Exercise instructions
Copy every line with the string "circa" in it.

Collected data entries
━━━━━━━━━━━━━━━━━━━━
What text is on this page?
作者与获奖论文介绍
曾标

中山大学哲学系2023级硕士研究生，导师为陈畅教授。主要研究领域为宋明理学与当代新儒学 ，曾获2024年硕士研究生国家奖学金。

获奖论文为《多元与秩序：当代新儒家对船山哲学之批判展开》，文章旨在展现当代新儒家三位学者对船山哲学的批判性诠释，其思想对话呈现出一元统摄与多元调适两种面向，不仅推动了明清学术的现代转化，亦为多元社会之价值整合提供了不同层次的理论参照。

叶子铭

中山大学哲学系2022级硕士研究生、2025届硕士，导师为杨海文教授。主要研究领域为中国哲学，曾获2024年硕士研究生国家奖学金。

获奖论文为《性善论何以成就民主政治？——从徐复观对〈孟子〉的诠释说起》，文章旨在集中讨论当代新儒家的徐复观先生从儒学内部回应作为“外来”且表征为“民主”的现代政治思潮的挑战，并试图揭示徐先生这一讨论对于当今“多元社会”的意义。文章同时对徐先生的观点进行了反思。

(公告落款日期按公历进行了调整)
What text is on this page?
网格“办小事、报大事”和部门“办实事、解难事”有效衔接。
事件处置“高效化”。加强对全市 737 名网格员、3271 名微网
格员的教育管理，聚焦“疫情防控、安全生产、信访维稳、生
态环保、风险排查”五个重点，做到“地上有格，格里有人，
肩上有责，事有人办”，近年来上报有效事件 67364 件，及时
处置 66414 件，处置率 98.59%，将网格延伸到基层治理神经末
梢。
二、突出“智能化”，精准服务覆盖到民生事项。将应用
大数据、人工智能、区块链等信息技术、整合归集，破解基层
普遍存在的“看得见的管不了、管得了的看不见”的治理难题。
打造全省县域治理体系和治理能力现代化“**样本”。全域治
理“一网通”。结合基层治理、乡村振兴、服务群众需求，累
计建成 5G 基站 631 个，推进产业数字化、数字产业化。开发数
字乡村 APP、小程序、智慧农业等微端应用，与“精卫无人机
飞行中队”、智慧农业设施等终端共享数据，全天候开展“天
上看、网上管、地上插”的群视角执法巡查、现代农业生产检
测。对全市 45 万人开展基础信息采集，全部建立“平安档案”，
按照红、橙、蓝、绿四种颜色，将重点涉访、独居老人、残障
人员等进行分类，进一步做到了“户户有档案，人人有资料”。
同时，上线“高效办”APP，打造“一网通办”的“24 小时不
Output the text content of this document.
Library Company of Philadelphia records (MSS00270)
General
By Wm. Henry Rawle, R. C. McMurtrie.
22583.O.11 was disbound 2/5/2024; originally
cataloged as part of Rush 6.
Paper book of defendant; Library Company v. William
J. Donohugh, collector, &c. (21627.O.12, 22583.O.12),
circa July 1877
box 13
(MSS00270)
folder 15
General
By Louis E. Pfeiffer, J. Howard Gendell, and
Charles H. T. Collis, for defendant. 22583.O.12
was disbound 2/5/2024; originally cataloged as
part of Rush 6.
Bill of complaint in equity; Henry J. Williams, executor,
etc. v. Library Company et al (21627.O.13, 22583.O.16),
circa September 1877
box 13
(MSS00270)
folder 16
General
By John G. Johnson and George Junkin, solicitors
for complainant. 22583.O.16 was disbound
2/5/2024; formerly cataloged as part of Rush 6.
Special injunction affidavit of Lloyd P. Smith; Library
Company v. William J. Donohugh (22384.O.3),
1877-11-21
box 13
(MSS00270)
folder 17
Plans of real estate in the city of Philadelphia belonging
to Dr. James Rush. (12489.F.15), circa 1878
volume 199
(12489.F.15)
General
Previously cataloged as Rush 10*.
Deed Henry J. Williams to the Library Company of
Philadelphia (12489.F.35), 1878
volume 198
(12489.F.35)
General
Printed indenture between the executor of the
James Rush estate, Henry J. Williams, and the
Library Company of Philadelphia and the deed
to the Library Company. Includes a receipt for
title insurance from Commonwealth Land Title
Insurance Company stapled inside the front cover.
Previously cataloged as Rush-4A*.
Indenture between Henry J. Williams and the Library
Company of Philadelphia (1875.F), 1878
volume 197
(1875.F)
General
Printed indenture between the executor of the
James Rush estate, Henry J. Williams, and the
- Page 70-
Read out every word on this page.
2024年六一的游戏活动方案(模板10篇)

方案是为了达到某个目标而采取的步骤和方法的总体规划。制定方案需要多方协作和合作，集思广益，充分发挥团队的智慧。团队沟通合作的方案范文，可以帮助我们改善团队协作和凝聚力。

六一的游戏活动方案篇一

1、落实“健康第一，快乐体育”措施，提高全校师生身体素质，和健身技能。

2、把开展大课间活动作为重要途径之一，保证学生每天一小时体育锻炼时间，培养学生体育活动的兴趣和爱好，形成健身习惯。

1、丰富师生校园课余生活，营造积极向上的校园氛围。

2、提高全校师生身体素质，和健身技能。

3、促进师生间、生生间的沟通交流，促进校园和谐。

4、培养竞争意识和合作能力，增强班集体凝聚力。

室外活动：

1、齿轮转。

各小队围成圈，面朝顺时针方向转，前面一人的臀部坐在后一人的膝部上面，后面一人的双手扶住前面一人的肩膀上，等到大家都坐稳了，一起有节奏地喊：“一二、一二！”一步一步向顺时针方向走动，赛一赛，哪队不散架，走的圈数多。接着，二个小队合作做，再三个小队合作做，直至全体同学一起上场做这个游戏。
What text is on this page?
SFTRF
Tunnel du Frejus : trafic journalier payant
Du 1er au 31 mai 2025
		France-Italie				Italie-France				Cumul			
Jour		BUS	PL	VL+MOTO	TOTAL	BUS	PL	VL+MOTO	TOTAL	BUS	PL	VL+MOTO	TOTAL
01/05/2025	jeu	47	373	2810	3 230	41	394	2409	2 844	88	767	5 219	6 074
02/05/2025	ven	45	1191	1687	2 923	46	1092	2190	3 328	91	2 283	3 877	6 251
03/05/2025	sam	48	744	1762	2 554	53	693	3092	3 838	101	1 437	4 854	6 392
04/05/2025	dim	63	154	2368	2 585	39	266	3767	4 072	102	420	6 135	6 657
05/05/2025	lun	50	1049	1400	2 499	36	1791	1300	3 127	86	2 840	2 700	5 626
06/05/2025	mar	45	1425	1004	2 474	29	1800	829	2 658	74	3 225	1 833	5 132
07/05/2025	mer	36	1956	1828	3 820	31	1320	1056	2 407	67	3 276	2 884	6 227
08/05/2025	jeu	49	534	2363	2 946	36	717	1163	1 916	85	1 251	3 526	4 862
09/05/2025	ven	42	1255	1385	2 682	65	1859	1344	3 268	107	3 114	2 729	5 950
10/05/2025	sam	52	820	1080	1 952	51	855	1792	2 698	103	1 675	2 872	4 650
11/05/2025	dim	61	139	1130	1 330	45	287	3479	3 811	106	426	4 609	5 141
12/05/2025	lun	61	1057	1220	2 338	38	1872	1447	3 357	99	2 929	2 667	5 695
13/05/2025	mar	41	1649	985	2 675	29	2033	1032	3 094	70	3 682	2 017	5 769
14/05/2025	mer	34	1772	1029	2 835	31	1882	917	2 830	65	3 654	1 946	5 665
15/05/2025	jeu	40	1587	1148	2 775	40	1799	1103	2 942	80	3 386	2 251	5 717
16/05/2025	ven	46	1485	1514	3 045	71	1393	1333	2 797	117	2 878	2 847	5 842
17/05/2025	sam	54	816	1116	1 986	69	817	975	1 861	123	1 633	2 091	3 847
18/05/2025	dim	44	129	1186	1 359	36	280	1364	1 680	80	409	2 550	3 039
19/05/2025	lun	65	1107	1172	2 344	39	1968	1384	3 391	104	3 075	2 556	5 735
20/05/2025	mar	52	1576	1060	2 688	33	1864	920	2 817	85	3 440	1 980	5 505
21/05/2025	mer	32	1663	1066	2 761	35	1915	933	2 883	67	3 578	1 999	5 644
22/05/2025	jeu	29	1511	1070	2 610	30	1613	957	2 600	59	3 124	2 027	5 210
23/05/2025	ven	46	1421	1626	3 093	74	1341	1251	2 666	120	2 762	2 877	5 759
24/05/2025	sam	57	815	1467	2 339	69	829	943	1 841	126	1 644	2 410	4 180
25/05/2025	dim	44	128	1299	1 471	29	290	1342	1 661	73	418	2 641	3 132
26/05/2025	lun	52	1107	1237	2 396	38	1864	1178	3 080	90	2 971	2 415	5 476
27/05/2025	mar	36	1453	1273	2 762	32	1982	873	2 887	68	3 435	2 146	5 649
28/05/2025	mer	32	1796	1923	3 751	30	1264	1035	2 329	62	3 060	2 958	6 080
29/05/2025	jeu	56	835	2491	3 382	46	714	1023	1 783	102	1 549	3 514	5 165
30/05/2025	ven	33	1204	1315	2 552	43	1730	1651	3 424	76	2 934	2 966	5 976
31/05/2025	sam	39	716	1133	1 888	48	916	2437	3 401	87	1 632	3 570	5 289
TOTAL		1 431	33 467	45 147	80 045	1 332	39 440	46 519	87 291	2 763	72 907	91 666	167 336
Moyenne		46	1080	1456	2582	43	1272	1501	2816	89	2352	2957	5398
━━━━━━━━━━━━━━━━━━━━
Response to this exercise
circa July 1877
circa September 1877
to Dr. James Rush. (12489.F.15), circa 1878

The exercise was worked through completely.